What the task asks. Continue the article about the tegu lizard raising its body temperature during mating season, starting after its final sentence.

Reading passage.
┌──

Researchers Find Lizard Increases Its Body Temperature During Mating Season

Talk about burning up with love. Researchers found that one specific species of lizard is able to increase its body temperature during mating season as it's out looking for love.

It was previously believed that lizards, which are cold-blooded reptiles known as ectotherms, warm themselves up by using the heat from their environment. However, researchers from Brazil and Canada found that one species of lizard, the Argentinean black and white tegu, has the ability to heat itself for several months.

The tegu soaks itself in the sun to warm up during the day and hides in burrows at nighttime to avoid getting cold. Since the temperature inside their burrows is naturally colder since it is night, their body temperature too decreases — but not when they're in heat.

During the study, published in the journal Science Advances, Professor Glenn Tattersall, a biologist from Brock University in Ontario, and his team of researchers, took away food and sun from some of the tegu lizards, finding that they were still able to keep their bodies warm. They came to the conclusion that the tegu is able to raise its own body temperature up to 18 degrees Fahrenheit warmer during September to December, the months of its mating season.

└──

Supplied data.

┌──

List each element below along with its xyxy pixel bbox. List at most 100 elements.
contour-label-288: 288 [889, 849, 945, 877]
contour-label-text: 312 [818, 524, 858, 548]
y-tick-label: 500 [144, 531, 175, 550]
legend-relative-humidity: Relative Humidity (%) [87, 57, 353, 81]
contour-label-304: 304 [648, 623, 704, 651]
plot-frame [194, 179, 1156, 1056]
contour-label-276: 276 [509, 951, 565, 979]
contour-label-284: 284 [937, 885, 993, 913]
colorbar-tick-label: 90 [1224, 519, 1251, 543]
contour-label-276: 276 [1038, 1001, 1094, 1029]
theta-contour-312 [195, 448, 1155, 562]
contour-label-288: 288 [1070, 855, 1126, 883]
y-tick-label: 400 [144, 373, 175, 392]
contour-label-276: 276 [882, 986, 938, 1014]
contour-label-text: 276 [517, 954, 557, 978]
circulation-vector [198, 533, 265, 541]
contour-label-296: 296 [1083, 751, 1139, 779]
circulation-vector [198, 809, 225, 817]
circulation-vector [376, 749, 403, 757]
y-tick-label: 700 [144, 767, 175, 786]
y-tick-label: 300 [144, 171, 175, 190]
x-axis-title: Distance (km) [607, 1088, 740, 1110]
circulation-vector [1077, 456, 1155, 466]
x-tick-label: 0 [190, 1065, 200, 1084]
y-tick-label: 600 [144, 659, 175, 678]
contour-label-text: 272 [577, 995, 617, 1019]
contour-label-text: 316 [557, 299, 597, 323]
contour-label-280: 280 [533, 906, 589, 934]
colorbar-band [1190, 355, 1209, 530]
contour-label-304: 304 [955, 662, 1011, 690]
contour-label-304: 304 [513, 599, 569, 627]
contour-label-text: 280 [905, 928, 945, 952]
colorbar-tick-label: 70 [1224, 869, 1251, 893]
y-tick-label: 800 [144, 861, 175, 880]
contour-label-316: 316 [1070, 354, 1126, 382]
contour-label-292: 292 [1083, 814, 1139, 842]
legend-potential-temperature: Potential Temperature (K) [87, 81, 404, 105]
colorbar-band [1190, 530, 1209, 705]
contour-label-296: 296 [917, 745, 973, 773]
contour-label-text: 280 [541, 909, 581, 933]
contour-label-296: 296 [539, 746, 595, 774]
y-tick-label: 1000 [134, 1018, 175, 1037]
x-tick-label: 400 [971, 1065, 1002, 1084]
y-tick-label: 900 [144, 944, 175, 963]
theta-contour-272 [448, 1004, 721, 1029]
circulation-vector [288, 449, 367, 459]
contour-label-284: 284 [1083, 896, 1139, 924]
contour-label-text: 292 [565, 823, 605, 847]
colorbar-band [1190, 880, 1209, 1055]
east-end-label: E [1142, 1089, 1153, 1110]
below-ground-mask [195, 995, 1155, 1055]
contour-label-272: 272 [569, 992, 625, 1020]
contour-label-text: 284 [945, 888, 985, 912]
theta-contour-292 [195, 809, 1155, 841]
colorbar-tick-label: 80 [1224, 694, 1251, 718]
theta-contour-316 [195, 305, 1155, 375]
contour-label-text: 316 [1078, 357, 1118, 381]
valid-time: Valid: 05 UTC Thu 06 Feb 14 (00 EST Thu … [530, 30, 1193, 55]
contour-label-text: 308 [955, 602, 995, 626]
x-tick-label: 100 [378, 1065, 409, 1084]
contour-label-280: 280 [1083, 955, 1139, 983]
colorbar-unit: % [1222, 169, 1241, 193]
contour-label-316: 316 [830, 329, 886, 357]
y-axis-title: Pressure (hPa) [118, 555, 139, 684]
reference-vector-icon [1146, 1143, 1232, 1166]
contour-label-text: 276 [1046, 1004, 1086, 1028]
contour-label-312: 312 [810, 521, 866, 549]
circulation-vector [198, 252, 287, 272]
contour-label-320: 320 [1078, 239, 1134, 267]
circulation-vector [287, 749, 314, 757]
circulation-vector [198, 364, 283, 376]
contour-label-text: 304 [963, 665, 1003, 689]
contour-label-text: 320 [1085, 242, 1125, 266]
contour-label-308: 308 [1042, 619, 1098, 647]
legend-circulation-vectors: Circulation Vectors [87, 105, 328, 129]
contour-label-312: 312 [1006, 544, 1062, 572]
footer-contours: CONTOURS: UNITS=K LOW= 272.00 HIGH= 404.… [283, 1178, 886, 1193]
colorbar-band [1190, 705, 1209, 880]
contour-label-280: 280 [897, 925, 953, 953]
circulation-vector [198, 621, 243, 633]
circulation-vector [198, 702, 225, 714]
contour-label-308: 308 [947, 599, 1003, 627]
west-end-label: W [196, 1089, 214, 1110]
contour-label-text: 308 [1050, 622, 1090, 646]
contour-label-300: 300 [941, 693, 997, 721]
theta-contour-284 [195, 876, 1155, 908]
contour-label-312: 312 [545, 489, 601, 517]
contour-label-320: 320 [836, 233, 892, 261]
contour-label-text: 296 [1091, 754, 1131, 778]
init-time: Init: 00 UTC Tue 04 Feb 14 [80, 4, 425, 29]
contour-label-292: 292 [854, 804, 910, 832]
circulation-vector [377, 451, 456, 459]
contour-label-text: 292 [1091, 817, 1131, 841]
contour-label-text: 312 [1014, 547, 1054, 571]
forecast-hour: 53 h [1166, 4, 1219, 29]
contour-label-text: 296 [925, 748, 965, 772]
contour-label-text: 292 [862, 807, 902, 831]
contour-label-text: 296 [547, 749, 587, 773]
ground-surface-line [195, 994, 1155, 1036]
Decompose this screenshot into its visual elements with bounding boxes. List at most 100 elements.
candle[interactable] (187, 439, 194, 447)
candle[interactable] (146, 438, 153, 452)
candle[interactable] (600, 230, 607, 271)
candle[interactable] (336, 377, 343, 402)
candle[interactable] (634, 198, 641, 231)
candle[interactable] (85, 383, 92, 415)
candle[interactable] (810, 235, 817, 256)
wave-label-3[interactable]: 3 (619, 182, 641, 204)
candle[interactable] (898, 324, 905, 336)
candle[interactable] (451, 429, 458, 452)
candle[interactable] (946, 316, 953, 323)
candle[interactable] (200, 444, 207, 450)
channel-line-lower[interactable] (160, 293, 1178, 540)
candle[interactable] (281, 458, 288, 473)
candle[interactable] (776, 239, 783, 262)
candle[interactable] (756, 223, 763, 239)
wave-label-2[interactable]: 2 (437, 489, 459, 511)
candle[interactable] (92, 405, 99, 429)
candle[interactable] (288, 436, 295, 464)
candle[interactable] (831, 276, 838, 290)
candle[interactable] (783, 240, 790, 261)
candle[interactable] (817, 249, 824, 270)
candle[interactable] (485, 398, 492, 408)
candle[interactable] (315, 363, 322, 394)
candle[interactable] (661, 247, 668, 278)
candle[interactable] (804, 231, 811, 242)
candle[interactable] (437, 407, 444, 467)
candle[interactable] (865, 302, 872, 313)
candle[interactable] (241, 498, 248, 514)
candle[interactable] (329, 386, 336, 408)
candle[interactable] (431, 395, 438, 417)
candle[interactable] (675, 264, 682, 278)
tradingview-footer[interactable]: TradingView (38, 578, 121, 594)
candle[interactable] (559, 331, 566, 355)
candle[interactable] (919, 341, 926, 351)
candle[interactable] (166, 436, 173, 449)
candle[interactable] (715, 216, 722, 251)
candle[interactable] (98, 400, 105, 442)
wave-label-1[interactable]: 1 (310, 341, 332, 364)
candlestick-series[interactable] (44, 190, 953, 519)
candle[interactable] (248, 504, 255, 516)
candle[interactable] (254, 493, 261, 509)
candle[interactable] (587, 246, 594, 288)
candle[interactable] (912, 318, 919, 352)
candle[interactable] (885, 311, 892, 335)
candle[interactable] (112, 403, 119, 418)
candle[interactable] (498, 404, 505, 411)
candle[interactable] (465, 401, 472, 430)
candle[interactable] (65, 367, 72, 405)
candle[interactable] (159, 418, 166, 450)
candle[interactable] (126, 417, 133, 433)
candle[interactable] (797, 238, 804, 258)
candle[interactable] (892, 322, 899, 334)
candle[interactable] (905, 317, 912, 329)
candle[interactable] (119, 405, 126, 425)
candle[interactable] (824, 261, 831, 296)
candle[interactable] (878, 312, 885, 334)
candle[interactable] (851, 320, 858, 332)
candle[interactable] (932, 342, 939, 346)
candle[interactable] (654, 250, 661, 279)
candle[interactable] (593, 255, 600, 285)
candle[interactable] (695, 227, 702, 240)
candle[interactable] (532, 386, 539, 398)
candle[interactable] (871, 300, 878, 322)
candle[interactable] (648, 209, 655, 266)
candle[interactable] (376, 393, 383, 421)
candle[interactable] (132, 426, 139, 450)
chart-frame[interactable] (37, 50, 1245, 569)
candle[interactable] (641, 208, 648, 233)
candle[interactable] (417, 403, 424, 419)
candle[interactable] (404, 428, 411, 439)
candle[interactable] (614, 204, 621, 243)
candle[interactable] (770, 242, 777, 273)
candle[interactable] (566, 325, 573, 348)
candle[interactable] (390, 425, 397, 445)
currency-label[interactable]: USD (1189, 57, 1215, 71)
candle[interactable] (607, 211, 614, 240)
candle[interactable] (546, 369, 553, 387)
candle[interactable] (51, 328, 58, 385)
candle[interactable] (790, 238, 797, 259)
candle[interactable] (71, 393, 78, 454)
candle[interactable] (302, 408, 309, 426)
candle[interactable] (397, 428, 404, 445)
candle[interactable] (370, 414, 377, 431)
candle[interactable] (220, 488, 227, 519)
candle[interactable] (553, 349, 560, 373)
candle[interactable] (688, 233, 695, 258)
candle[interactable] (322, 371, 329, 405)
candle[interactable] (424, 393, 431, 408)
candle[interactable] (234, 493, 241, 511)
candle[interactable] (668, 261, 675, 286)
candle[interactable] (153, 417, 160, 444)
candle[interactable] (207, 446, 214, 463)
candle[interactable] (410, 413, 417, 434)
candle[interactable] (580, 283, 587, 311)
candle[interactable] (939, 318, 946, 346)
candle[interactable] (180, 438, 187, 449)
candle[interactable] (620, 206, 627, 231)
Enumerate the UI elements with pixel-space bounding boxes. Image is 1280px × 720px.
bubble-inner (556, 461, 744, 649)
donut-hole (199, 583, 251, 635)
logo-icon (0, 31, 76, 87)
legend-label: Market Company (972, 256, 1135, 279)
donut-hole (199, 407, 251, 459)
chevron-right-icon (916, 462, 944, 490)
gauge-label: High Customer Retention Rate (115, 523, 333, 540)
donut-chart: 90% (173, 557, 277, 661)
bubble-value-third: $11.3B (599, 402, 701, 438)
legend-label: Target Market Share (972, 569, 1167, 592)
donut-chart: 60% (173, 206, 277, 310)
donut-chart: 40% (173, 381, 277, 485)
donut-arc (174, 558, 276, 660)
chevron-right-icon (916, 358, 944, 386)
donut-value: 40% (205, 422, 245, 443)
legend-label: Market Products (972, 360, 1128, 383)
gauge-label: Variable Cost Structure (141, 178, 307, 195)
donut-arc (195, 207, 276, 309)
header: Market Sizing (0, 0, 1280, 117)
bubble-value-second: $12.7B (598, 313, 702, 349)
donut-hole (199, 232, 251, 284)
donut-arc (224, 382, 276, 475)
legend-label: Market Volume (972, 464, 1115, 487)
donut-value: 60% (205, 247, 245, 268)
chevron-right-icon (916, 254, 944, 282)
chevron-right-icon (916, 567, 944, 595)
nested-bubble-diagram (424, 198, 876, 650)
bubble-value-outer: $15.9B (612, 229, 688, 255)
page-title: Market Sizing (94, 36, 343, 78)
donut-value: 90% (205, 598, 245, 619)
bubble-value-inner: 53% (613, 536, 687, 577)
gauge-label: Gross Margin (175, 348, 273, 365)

└──

Response to the exercise.
This could be because warmer bodies aid in successful reproduction, and heat can also help incubate their eggs when in their burrows. Females were found to have the highest body temperatures.

They found that the lizards' body temperatures were warmest when they left their burrows in the morning, which is the time they mate.

The researchers believe that the lizards are able to increase their body temperature because of a hormone that is secreted. This can also be contributed to increased metabolism, as well as increased heart and breathing rates.

The findings can help shed light to what causes our own body temperatures to increase.